Stated goal: Pull every line containing "ylabel" out of the material below.
══ Available records ══
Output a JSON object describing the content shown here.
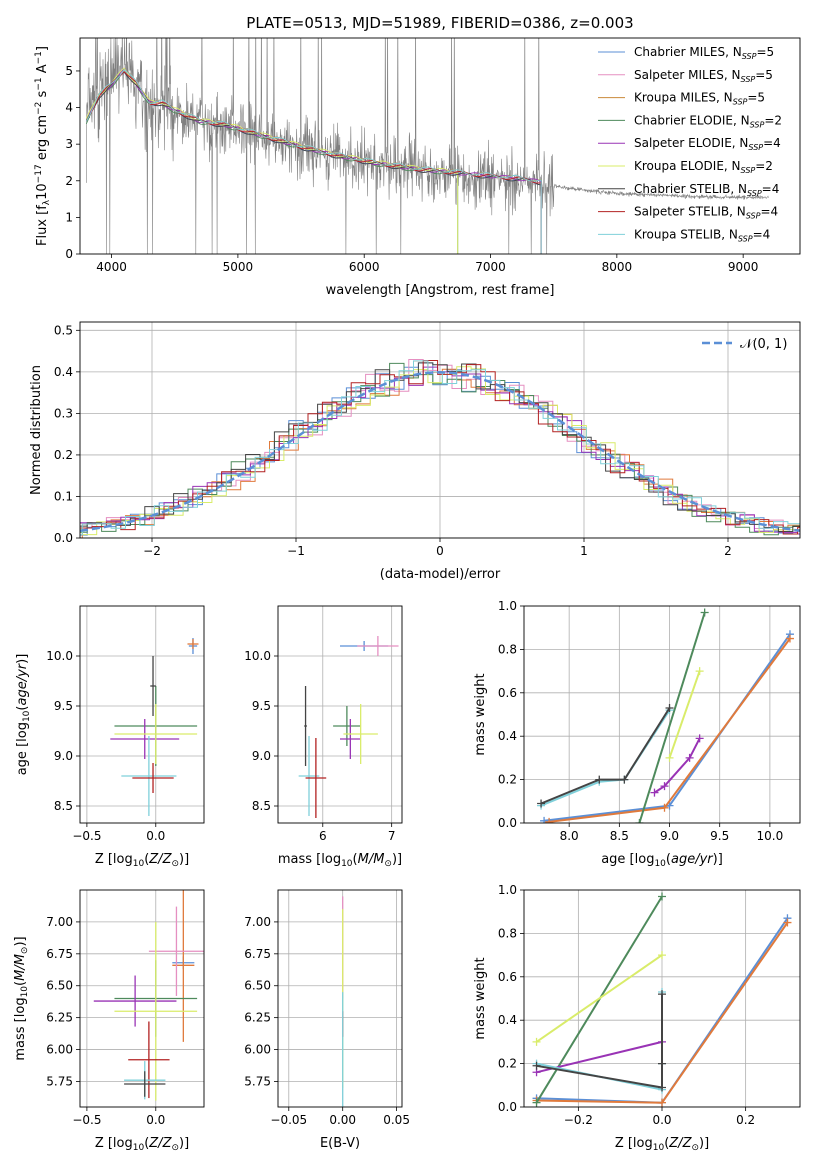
{
  "figure_title": "PLATE=0513, MJD=51989, FIBERID=0386, z=0.003",
  "colors": {
    "chabrier_miles": "#5b8fd6",
    "salpeter_miles": "#e58fc1",
    "kroupa_miles": "#c9893a",
    "chabrier_elodie": "#4e8a5c",
    "salpeter_elodie": "#9933b5",
    "kroupa_elodie": "#d9ec6a",
    "chabrier_stelib": "#444444",
    "salpeter_stelib": "#b22222",
    "kroupa_stelib": "#7fd0da",
    "data": "#808080",
    "normal": "#5b8fd6",
    "orange_line": "#e07a3c"
  },
  "chart_data": [
    {
      "id": "spectrum",
      "type": "line",
      "title": "PLATE=0513, MJD=51989, FIBERID=0386, z=0.003",
      "xlabel": "wavelength [Angstrom, rest frame]",
      "ylabel": "Flux [f",
      "xlim": [
        3750,
        9450
      ],
      "ylim": [
        0,
        5.9
      ],
      "xticks": [
        "4000",
        "5000",
        "6000",
        "7000",
        "8000",
        "9000"
      ],
      "yticks": [
        "0",
        "1",
        "2",
        "3",
        "4",
        "5"
      ],
      "legend_position": "top-right",
      "legend": [
        "Chabrier MILES, N_SSP=5",
        "Salpeter MILES, N_SSP=5",
        "Kroupa MILES, N_SSP=5",
        "Chabrier ELODIE, N_SSP=2",
        "Salpeter ELODIE, N_SSP=4",
        "Kroupa ELODIE, N_SSP=2",
        "Chabrier STELIB, N_SSP=4",
        "Salpeter STELIB, N_SSP=4",
        "Kroupa STELIB, N_SSP=4"
      ],
      "data_xrange": [
        3800,
        9200
      ],
      "model_xrange": [
        3800,
        7400
      ],
      "continuum": [
        [
          3800,
          3.6
        ],
        [
          3900,
          4.3
        ],
        [
          4000,
          4.6
        ],
        [
          4100,
          5.0
        ],
        [
          4200,
          4.6
        ],
        [
          4300,
          4.1
        ],
        [
          4400,
          4.1
        ],
        [
          4500,
          3.9
        ],
        [
          4700,
          3.6
        ],
        [
          4900,
          3.5
        ],
        [
          5100,
          3.3
        ],
        [
          5300,
          3.1
        ],
        [
          5500,
          2.9
        ],
        [
          5800,
          2.65
        ],
        [
          6100,
          2.45
        ],
        [
          6400,
          2.3
        ],
        [
          6700,
          2.2
        ],
        [
          7000,
          2.1
        ],
        [
          7300,
          2.0
        ],
        [
          7600,
          1.8
        ],
        [
          8000,
          1.65
        ],
        [
          8400,
          1.6
        ],
        [
          8800,
          1.55
        ],
        [
          9200,
          1.55
        ]
      ]
    },
    {
      "id": "residuals",
      "type": "line",
      "xlabel": "(data-model)/error",
      "ylabel": "Normed distribution",
      "xlim": [
        -2.5,
        2.5
      ],
      "ylim": [
        0,
        0.52
      ],
      "xticks": [
        "−2",
        "−1",
        "0",
        "1",
        "2"
      ],
      "yticks": [
        "0.0",
        "0.1",
        "0.2",
        "0.3",
        "0.4",
        "0.5"
      ],
      "grid": true,
      "legend_position": "top-right",
      "legend": [
        "𝒩(0, 1)"
      ],
      "normal_mean": 0,
      "normal_sigma": 1
    },
    {
      "id": "age_vs_Z",
      "type": "scatter",
      "xlabel": "Z [log10(Z/Z⊙)]",
      "ylabel": "age  [log10(age/yr)]",
      "xlim": [
        -0.55,
        0.35
      ],
      "ylim": [
        8.33,
        10.5
      ],
      "xticks": [
        "−0.5",
        "0.0"
      ],
      "yticks": [
        "8.5",
        "9.0",
        "9.5",
        "10.0"
      ],
      "grid": true,
      "points": [
        {
          "x": 0.27,
          "y": 10.1,
          "xerr": 0.03,
          "yerr": 0.08,
          "c": "chabrier_miles"
        },
        {
          "x": 0.27,
          "y": 10.12,
          "xerr": 0.04,
          "yerr": 0.05,
          "c": "orange_line"
        },
        {
          "x": 0.0,
          "y": 9.3,
          "xerr": 0.3,
          "yerr": 0.4,
          "c": "chabrier_elodie"
        },
        {
          "x": -0.08,
          "y": 9.17,
          "xerr": 0.25,
          "yerr": 0.2,
          "c": "salpeter_elodie"
        },
        {
          "x": 0.0,
          "y": 9.22,
          "xerr": 0.3,
          "yerr": 0.3,
          "c": "kroupa_elodie"
        },
        {
          "x": -0.05,
          "y": 8.8,
          "xerr": 0.2,
          "yerr": 0.4,
          "c": "kroupa_stelib"
        },
        {
          "x": -0.02,
          "y": 8.78,
          "xerr": 0.15,
          "yerr": 0.15,
          "c": "salpeter_stelib"
        },
        {
          "x": -0.02,
          "y": 9.7,
          "xerr": 0.02,
          "yerr": 0.3,
          "c": "chabrier_stelib"
        }
      ]
    },
    {
      "id": "age_vs_mass",
      "type": "scatter",
      "xlabel": "mass [log10(M/M⊙)]",
      "ylabel": "",
      "xlim": [
        5.35,
        7.15
      ],
      "ylim": [
        8.33,
        10.5
      ],
      "xticks": [
        "6",
        "7"
      ],
      "yticks": [
        "8.5",
        "9.0",
        "9.5",
        "10.0"
      ],
      "grid": true,
      "points": [
        {
          "x": 6.6,
          "y": 10.1,
          "xerr": 0.35,
          "yerr": 0.05,
          "c": "chabrier_miles"
        },
        {
          "x": 6.8,
          "y": 10.1,
          "xerr": 0.3,
          "yerr": 0.1,
          "c": "salpeter_miles"
        },
        {
          "x": 6.35,
          "y": 9.3,
          "xerr": 0.2,
          "yerr": 0.2,
          "c": "chabrier_elodie"
        },
        {
          "x": 6.4,
          "y": 9.17,
          "xerr": 0.15,
          "yerr": 0.2,
          "c": "salpeter_elodie"
        },
        {
          "x": 6.55,
          "y": 9.22,
          "xerr": 0.25,
          "yerr": 0.3,
          "c": "kroupa_elodie"
        },
        {
          "x": 5.8,
          "y": 8.8,
          "xerr": 0.15,
          "yerr": 0.4,
          "c": "kroupa_stelib"
        },
        {
          "x": 5.9,
          "y": 8.78,
          "xerr": 0.15,
          "yerr": 0.4,
          "c": "salpeter_stelib"
        },
        {
          "x": 5.75,
          "y": 9.3,
          "xerr": 0.02,
          "yerr": 0.4,
          "c": "chabrier_stelib"
        }
      ]
    },
    {
      "id": "weight_vs_age",
      "type": "line",
      "xlabel": "age  [log10(age/yr)]",
      "ylabel": "mass weight",
      "xlim": [
        7.55,
        10.3
      ],
      "ylim": [
        0,
        1.0
      ],
      "xticks": [
        "8.0",
        "8.5",
        "9.0",
        "9.5",
        "10.0"
      ],
      "yticks": [
        "0.0",
        "0.2",
        "0.4",
        "0.6",
        "0.8",
        "1.0"
      ],
      "grid": true,
      "series": [
        {
          "c": "chabrier_miles",
          "x": [
            7.75,
            9.0,
            10.2
          ],
          "y": [
            0.01,
            0.08,
            0.87
          ]
        },
        {
          "c": "orange_line",
          "x": [
            7.8,
            8.95,
            10.2
          ],
          "y": [
            0.005,
            0.07,
            0.85
          ]
        },
        {
          "c": "chabrier_elodie",
          "x": [
            8.7,
            9.35
          ],
          "y": [
            0.0,
            0.97
          ]
        },
        {
          "c": "salpeter_elodie",
          "x": [
            8.85,
            8.95,
            9.2,
            9.3
          ],
          "y": [
            0.14,
            0.17,
            0.3,
            0.39
          ]
        },
        {
          "c": "kroupa_elodie",
          "x": [
            9.0,
            9.3
          ],
          "y": [
            0.3,
            0.7
          ]
        },
        {
          "c": "kroupa_stelib",
          "x": [
            7.72,
            8.3,
            8.55,
            9.0
          ],
          "y": [
            0.08,
            0.19,
            0.2,
            0.52
          ]
        },
        {
          "c": "chabrier_stelib",
          "x": [
            7.72,
            8.3,
            8.55,
            9.0
          ],
          "y": [
            0.09,
            0.2,
            0.2,
            0.53
          ]
        }
      ]
    },
    {
      "id": "mass_vs_Z",
      "type": "scatter",
      "xlabel": "Z [log10(Z/Z⊙)]",
      "ylabel": "mass [log10(M/M⊙)]",
      "xlim": [
        -0.55,
        0.35
      ],
      "ylim": [
        5.55,
        7.25
      ],
      "xticks": [
        "−0.5",
        "0.0"
      ],
      "yticks": [
        "5.75",
        "6.00",
        "6.25",
        "6.50",
        "6.75",
        "7.00"
      ],
      "grid": true,
      "points": [
        {
          "x": 0.2,
          "y": 6.68,
          "xerr": 0.08,
          "yerr": 0.05,
          "c": "chabrier_miles"
        },
        {
          "x": 0.2,
          "y": 6.66,
          "xerr": 0.08,
          "yerr": 0.6,
          "c": "orange_line"
        },
        {
          "x": 0.15,
          "y": 6.77,
          "xerr": 0.2,
          "yerr": 0.35,
          "c": "salpeter_miles"
        },
        {
          "x": 0.0,
          "y": 6.4,
          "xerr": 0.3,
          "yerr": 0.3,
          "c": "chabrier_elodie"
        },
        {
          "x": -0.15,
          "y": 6.38,
          "xerr": 0.3,
          "yerr": 0.2,
          "c": "salpeter_elodie"
        },
        {
          "x": 0.0,
          "y": 6.3,
          "xerr": 0.3,
          "yerr": 0.7,
          "c": "kroupa_elodie"
        },
        {
          "x": -0.05,
          "y": 5.92,
          "xerr": 0.15,
          "yerr": 0.3,
          "c": "salpeter_stelib"
        },
        {
          "x": -0.08,
          "y": 5.76,
          "xerr": 0.15,
          "yerr": 0.15,
          "c": "kroupa_stelib"
        },
        {
          "x": -0.08,
          "y": 5.73,
          "xerr": 0.15,
          "yerr": 0.1,
          "c": "chabrier_stelib"
        }
      ]
    },
    {
      "id": "mass_vs_ebv",
      "type": "scatter",
      "xlabel": "E(B-V)",
      "ylabel": "",
      "xlim": [
        -0.06,
        0.055
      ],
      "ylim": [
        5.55,
        7.25
      ],
      "xticks": [
        "−0.05",
        "0.00",
        "0.05"
      ],
      "yticks": [
        "5.75",
        "6.00",
        "6.25",
        "6.50",
        "6.75",
        "7.00"
      ],
      "grid": true,
      "points": [
        {
          "x": 0.0,
          "y": 6.8,
          "xerr": 0.0,
          "yerr": 0.4,
          "c": "salpeter_miles"
        },
        {
          "x": 0.0,
          "y": 6.4,
          "xerr": 0.0,
          "yerr": 0.7,
          "c": "kroupa_elodie"
        },
        {
          "x": 0.0,
          "y": 6.2,
          "xerr": 0.0,
          "yerr": 0.1,
          "c": "salpeter_stelib"
        },
        {
          "x": 0.0,
          "y": 6.0,
          "xerr": 0.0,
          "yerr": 0.45,
          "c": "kroupa_stelib"
        }
      ]
    },
    {
      "id": "weight_vs_Z",
      "type": "line",
      "xlabel": "Z [log10(Z/Z⊙)]",
      "ylabel": "mass weight",
      "xlim": [
        -0.33,
        0.33
      ],
      "ylim": [
        0,
        1.0
      ],
      "xticks": [
        "−0.2",
        "0.0",
        "0.2"
      ],
      "yticks": [
        "0.0",
        "0.2",
        "0.4",
        "0.6",
        "0.8",
        "1.0"
      ],
      "grid": true,
      "series": [
        {
          "c": "chabrier_miles",
          "x": [
            -0.3,
            0.0,
            0.3
          ],
          "y": [
            0.04,
            0.02,
            0.87
          ]
        },
        {
          "c": "orange_line",
          "x": [
            -0.3,
            0.0,
            0.3
          ],
          "y": [
            0.03,
            0.02,
            0.85
          ]
        },
        {
          "c": "chabrier_elodie",
          "x": [
            -0.3,
            0.0
          ],
          "y": [
            0.02,
            0.97
          ]
        },
        {
          "c": "salpeter_elodie",
          "x": [
            -0.3,
            0.0
          ],
          "y": [
            0.16,
            0.3
          ]
        },
        {
          "c": "kroupa_elodie",
          "x": [
            -0.3,
            0.0
          ],
          "y": [
            0.3,
            0.7
          ]
        },
        {
          "c": "kroupa_stelib",
          "x": [
            -0.3,
            0.0,
            0.0,
            0.0
          ],
          "y": [
            0.2,
            0.08,
            0.2,
            0.53
          ]
        },
        {
          "c": "chabrier_stelib",
          "x": [
            -0.3,
            0.0,
            0.0,
            0.0
          ],
          "y": [
            0.19,
            0.09,
            0.2,
            0.52
          ]
        }
      ]
    }
  ]
}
═══
Written reply:
      "ylabel": "Flux [f",
      "ylabel": "Normed distribution",
      "ylabel": "age  [log10(age/yr)]",
      "ylabel": "",
      "ylabel": "mass weight",
      "ylabel": "mass [log10(M/M⊙)]",
      "ylabel": "",
      "ylabel": "mass weight",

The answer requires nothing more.